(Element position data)
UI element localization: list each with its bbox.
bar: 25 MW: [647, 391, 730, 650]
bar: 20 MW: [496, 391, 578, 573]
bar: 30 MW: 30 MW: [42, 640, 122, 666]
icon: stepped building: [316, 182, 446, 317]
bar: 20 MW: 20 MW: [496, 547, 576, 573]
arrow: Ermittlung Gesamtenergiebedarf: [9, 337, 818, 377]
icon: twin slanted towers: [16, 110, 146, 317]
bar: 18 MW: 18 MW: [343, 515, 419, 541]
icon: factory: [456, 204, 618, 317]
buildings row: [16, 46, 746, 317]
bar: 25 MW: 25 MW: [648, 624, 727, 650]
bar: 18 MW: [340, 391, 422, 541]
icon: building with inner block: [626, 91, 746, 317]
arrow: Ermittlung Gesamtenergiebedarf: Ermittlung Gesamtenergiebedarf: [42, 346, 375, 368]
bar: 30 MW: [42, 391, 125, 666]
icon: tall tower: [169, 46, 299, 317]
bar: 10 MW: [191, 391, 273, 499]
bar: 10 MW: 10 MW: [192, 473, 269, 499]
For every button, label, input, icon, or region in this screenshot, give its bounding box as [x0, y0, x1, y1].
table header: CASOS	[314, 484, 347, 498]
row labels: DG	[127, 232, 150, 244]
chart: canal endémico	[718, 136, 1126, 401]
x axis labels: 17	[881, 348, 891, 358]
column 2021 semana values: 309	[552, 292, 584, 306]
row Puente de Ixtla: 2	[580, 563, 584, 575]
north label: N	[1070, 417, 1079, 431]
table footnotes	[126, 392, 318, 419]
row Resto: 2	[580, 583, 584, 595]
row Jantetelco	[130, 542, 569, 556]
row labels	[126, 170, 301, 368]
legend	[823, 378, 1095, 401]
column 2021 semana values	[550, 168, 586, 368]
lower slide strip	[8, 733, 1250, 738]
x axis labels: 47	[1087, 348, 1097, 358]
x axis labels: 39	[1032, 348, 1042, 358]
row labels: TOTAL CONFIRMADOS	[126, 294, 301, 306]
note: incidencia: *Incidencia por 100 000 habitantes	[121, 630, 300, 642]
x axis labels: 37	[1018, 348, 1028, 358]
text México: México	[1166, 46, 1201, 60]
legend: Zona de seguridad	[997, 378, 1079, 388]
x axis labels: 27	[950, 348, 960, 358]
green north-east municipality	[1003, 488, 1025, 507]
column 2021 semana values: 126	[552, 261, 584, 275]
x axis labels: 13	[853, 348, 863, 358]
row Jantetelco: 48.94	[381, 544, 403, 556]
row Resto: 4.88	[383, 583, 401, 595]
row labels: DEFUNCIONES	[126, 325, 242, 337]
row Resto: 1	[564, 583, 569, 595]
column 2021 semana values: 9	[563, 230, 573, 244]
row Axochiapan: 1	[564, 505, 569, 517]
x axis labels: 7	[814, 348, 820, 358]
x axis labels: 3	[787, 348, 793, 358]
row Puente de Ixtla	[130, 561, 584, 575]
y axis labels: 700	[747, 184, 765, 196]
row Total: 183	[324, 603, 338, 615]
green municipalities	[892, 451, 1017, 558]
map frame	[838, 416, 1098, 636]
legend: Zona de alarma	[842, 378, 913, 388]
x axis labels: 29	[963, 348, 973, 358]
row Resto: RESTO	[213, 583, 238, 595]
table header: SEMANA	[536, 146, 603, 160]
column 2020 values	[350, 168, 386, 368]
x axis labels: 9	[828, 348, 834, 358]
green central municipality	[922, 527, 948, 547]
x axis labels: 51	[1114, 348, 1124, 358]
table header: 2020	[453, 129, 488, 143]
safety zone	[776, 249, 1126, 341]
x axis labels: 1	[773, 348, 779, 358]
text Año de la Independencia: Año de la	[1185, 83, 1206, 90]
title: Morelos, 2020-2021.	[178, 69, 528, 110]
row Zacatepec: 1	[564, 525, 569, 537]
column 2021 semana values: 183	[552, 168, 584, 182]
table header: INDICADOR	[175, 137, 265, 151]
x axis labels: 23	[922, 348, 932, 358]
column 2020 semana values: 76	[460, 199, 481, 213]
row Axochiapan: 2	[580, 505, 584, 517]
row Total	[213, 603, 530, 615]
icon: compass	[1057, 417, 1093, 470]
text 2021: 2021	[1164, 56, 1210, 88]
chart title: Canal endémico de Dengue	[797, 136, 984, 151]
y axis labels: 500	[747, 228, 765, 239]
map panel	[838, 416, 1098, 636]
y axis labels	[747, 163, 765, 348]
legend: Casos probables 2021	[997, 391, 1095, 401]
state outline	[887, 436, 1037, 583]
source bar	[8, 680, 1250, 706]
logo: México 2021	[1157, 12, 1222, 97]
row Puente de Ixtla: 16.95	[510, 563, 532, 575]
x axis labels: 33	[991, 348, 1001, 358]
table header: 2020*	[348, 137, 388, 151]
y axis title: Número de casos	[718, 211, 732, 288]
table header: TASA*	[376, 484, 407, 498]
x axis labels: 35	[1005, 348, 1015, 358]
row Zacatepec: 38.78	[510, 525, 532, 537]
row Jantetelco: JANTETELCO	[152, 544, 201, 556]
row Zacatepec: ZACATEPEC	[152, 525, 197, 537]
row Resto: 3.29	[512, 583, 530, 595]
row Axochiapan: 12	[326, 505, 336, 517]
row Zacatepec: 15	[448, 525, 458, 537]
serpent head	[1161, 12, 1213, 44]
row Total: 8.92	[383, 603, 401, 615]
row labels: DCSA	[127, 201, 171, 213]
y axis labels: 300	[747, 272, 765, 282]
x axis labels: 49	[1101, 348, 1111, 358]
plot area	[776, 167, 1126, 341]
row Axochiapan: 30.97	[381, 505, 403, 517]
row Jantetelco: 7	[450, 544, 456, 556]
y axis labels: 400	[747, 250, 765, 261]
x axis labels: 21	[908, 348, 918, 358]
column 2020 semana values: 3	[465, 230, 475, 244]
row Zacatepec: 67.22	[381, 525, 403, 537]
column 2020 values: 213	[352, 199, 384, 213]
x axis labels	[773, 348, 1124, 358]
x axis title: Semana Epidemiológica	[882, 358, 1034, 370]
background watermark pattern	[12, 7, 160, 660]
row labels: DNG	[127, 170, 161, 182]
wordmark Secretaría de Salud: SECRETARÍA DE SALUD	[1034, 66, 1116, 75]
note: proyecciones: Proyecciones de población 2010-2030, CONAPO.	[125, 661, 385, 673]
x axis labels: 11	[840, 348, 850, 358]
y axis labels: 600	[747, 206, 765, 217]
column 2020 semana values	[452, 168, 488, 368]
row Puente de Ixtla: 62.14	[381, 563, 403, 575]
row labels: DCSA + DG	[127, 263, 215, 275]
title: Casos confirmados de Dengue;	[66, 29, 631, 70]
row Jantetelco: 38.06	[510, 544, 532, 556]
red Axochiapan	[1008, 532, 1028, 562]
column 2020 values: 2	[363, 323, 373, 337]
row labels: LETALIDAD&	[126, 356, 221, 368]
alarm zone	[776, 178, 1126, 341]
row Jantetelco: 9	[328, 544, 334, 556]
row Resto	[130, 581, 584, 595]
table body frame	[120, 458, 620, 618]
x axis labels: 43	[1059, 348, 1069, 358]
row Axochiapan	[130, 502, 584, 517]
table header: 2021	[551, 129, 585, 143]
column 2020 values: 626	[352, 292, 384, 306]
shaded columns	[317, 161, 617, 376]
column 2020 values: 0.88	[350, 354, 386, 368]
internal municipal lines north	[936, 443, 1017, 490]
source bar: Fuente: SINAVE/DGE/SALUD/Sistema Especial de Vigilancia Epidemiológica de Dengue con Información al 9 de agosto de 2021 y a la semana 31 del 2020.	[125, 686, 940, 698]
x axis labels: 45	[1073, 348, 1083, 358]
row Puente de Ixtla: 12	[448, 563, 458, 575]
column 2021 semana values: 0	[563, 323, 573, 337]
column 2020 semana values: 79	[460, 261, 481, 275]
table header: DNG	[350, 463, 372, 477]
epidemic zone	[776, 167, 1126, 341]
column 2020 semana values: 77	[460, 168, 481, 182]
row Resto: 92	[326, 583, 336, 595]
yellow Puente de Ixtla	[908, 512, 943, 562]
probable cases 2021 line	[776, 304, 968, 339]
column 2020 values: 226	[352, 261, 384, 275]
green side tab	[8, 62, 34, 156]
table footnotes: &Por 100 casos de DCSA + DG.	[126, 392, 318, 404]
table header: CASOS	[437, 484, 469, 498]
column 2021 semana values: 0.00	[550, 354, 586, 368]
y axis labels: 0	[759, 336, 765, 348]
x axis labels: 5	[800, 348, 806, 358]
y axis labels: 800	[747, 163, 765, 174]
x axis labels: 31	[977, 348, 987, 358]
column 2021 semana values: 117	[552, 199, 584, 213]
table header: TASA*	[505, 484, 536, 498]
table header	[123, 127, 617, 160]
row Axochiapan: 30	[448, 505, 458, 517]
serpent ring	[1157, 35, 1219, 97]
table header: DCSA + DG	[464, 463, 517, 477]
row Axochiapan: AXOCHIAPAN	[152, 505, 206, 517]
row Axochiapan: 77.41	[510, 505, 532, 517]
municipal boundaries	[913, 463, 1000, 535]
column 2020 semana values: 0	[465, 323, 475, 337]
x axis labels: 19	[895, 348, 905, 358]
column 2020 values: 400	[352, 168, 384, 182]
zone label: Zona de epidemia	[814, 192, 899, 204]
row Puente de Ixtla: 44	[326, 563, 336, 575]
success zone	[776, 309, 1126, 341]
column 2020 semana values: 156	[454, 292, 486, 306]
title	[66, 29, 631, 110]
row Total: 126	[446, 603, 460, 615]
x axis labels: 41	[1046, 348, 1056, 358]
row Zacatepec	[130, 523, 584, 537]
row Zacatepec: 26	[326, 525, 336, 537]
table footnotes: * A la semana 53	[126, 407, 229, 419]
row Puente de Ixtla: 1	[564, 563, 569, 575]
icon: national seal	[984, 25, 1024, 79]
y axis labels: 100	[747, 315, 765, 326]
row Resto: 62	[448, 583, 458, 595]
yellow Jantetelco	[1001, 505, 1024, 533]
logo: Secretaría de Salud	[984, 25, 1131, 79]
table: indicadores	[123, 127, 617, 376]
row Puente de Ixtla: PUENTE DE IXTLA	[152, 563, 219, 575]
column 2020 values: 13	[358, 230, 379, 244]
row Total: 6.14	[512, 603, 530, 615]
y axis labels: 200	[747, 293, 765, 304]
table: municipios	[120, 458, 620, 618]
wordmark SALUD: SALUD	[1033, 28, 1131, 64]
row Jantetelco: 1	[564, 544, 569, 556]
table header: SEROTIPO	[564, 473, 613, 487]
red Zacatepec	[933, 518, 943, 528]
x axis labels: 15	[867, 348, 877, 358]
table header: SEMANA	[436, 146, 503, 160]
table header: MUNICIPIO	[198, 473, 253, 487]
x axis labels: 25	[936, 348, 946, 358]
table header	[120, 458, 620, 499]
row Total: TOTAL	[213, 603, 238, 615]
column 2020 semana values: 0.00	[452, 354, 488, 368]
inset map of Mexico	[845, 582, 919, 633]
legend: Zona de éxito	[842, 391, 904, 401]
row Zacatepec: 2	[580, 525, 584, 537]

[WHAT IS BEING ASKED] Rewrite the listing as a numbered list, beginning with its first line and going on through the line with "icon: building with". Drop any blank lines.

[SOLUTION FOR THIS PROBLEM]
1. UI element localization: list each with its bbox.
2. bar: 25 MW: [647, 391, 730, 650]
3. bar: 20 MW: [496, 391, 578, 573]
4. bar: 30 MW: 30 MW: [42, 640, 122, 666]
5. icon: stepped building: [316, 182, 446, 317]
6. bar: 20 MW: 20 MW: [496, 547, 576, 573]
7. arrow: Ermittlung Gesamtenergiebedarf: [9, 337, 818, 377]
8. icon: twin slanted towers: [16, 110, 146, 317]
9. bar: 18 MW: 18 MW: [343, 515, 419, 541]
10. icon: factory: [456, 204, 618, 317]
11. buildings row: [16, 46, 746, 317]
12. bar: 25 MW: 25 MW: [648, 624, 727, 650]
13. bar: 18 MW: [340, 391, 422, 541]
14. icon: building with inner block: [626, 91, 746, 317]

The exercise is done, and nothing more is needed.